(Items listed in a dataset)

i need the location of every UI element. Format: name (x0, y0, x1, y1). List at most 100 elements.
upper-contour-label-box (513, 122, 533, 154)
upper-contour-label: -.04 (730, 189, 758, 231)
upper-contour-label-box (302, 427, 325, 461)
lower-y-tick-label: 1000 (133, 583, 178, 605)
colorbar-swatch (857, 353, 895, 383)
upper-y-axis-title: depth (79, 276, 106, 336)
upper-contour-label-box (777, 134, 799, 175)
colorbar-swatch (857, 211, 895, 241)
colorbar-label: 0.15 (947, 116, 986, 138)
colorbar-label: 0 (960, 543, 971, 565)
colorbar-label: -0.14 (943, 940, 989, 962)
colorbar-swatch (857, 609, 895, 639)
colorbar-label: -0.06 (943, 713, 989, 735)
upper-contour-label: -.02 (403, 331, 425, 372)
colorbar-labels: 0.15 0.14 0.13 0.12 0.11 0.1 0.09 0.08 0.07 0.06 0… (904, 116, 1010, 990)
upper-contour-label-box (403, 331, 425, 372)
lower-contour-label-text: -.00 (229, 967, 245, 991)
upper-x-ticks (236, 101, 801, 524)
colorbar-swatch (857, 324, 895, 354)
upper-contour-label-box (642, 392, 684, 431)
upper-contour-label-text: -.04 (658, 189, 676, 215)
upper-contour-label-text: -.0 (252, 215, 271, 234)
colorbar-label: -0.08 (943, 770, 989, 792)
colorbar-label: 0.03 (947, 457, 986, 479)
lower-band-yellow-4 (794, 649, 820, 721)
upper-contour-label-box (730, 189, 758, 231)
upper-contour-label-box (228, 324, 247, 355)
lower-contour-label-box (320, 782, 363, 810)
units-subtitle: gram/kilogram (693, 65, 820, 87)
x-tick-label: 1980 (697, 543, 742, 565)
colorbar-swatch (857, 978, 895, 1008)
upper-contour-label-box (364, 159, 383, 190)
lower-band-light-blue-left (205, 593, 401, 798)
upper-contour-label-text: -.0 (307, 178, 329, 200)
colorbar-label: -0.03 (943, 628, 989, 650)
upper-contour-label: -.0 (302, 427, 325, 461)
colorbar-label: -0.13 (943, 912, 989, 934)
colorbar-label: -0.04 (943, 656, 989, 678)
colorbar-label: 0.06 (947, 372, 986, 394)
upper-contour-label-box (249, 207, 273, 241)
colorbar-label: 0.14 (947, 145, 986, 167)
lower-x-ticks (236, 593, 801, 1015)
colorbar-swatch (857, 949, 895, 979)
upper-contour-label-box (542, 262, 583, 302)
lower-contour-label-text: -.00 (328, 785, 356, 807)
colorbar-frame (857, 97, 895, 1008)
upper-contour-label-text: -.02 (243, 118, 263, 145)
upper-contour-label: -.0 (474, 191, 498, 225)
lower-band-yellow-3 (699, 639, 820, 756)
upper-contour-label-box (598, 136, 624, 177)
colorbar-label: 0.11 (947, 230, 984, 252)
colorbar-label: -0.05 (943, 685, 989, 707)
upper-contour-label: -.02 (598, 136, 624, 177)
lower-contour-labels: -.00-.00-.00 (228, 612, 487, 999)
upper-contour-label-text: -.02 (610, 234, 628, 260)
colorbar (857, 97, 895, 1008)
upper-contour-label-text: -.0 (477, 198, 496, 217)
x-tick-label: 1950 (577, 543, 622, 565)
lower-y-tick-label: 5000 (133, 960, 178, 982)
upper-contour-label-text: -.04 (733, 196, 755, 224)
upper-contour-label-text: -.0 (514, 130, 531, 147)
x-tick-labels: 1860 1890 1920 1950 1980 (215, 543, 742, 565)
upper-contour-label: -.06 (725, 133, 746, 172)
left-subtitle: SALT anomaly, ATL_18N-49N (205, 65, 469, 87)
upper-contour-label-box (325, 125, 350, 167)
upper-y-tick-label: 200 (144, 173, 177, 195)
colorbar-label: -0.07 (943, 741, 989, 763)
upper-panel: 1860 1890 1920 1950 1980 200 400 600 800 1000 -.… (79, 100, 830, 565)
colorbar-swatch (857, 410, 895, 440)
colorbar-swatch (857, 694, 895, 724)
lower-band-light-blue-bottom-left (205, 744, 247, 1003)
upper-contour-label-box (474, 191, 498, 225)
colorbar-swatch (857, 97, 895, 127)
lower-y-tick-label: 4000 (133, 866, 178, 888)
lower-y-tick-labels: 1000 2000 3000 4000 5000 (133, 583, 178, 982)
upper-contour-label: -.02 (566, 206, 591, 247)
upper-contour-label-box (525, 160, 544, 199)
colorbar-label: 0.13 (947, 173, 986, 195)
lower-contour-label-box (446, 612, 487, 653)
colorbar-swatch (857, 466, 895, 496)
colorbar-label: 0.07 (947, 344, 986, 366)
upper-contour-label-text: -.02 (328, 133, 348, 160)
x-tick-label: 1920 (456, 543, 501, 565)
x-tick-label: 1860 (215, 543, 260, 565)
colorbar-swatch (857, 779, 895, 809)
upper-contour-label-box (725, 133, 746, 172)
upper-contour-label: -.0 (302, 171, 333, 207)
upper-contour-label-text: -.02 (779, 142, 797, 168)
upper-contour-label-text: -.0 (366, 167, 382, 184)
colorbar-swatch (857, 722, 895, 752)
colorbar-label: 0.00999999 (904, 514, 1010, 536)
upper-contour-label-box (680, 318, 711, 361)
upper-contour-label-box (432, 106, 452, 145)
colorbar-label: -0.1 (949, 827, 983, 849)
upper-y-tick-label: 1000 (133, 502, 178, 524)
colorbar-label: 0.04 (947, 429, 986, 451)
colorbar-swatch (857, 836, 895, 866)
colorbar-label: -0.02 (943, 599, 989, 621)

> _EXERCISE DESCRIPTION_:
Output as a numbered list every line of the listing from its first line through the line containing "lower-y-tick-label: 1000 (133, 583, 178, 605)", inclusive, omitting any blank lines.

> _SOLUTION TO THIS EXERCISE_:
1. i need the location of every UI element. Format: name (x0, y0, x1, y1). List at most 100 elements.
2. upper-contour-label-box (513, 122, 533, 154)
3. upper-contour-label: -.04 (730, 189, 758, 231)
4. upper-contour-label-box (302, 427, 325, 461)
5. lower-y-tick-label: 1000 (133, 583, 178, 605)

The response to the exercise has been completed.